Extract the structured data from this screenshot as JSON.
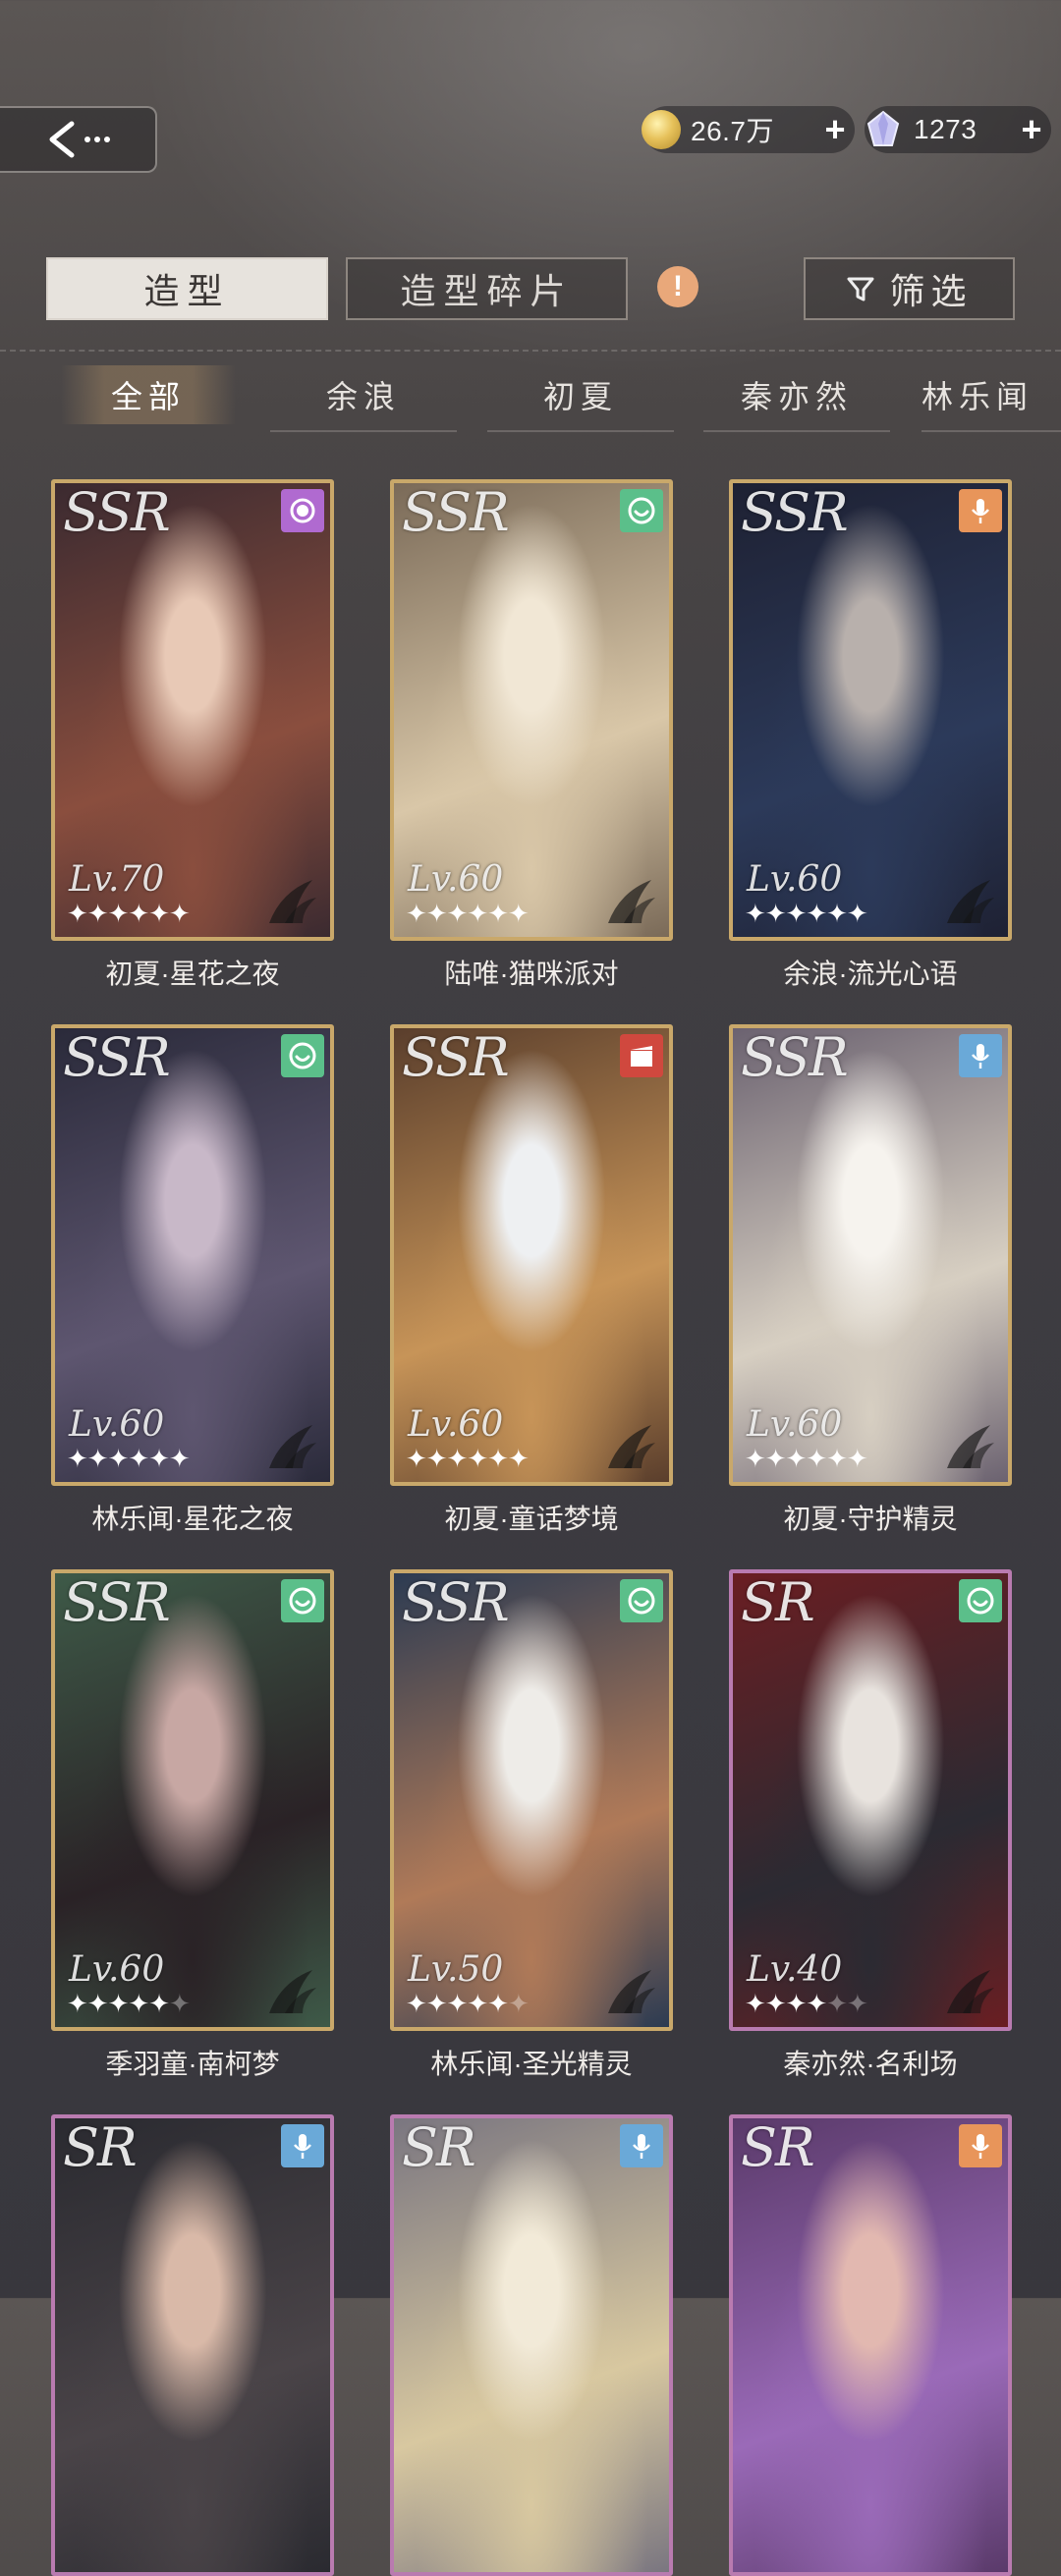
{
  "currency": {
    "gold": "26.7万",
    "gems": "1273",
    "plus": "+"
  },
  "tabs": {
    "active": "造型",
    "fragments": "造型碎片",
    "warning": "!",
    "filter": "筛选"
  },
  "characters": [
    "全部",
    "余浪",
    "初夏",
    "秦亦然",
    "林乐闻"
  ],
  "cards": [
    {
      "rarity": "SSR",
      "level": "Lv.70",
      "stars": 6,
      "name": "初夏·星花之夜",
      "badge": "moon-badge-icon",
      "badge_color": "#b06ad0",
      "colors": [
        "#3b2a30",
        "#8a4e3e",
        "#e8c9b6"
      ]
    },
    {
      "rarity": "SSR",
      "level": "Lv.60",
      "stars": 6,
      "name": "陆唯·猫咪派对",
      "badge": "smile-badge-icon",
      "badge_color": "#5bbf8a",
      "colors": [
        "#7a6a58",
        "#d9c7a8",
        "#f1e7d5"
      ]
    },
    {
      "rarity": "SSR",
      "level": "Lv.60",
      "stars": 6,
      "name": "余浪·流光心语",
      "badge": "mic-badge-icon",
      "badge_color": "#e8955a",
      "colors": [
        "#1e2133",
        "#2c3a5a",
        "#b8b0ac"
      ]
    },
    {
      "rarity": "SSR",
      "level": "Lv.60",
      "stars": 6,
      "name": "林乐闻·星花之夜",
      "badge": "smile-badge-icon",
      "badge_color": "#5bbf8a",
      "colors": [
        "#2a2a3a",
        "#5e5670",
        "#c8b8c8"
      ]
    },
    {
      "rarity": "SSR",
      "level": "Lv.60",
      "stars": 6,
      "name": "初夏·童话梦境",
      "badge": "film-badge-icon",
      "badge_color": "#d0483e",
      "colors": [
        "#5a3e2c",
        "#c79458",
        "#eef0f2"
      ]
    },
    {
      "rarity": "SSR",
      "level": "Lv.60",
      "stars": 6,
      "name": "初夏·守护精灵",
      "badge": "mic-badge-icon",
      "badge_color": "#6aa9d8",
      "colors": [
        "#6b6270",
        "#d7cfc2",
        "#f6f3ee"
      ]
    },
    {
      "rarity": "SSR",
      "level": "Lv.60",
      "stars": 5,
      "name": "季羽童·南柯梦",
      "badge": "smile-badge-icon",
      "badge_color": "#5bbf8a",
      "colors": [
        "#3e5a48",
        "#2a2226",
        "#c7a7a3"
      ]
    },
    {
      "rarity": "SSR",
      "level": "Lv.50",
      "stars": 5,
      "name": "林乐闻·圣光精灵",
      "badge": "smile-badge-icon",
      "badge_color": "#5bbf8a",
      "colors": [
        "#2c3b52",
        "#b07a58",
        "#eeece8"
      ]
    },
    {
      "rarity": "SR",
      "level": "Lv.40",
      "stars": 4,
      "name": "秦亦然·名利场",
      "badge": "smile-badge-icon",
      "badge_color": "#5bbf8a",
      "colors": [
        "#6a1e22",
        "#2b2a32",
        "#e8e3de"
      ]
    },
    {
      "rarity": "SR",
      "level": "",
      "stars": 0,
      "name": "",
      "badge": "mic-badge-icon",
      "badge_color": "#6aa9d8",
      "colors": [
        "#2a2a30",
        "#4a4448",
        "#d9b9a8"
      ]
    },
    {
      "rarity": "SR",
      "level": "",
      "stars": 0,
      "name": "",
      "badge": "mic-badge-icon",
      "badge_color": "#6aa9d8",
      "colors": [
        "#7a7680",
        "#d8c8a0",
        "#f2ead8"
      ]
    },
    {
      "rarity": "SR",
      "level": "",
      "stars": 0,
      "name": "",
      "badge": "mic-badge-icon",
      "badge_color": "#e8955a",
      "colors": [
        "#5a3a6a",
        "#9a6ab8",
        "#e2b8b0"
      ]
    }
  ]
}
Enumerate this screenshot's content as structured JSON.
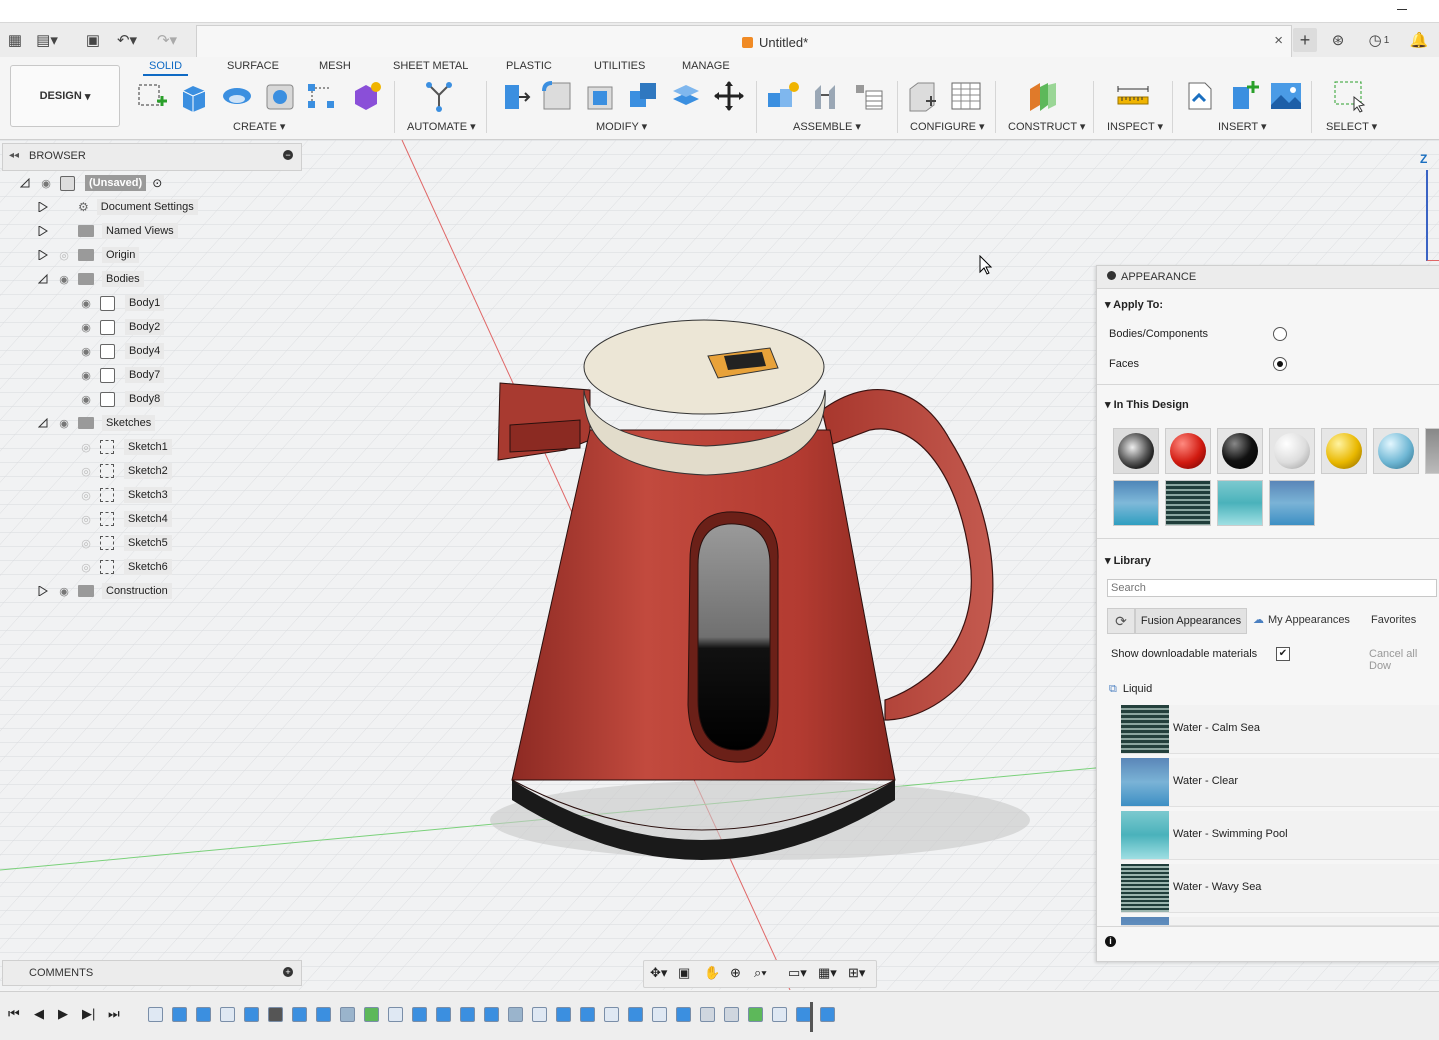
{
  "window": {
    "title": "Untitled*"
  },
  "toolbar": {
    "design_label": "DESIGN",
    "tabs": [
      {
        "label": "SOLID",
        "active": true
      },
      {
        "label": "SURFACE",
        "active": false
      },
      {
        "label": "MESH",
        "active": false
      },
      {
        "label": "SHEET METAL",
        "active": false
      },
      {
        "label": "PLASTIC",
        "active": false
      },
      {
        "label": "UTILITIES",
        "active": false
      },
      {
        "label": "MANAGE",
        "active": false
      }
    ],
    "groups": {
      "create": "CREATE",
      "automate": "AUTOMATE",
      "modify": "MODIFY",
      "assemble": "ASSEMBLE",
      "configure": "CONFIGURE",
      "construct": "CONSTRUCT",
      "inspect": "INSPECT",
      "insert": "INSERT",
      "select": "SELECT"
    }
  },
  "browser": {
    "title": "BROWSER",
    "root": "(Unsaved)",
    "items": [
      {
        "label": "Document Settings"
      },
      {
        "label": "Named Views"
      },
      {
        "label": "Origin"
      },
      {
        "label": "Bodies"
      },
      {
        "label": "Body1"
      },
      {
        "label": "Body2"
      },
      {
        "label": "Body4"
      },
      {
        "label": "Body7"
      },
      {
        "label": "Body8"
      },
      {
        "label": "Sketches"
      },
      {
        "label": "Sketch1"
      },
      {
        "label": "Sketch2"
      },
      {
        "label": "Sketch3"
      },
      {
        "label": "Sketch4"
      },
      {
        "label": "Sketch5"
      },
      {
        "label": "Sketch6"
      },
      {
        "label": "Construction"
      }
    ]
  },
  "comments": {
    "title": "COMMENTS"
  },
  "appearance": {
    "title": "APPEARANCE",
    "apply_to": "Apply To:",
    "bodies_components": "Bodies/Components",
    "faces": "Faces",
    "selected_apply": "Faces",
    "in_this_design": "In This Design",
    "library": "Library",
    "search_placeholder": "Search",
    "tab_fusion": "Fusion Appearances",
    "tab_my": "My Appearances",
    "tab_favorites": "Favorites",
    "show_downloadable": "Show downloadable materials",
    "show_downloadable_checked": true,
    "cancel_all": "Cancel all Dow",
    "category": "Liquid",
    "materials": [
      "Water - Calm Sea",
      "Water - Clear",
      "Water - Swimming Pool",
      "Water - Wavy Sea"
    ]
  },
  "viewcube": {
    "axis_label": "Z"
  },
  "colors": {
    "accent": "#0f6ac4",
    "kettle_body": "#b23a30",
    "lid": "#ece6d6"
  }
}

→ **WHAT IS REQUIRED**:
Look through the data and gather every line with the string "screenshot" in it.

→ **IN RESPONSE**:
Extract the structured data from this screenshot as JSON.
Enumerate this screenshot's content as structured JSON.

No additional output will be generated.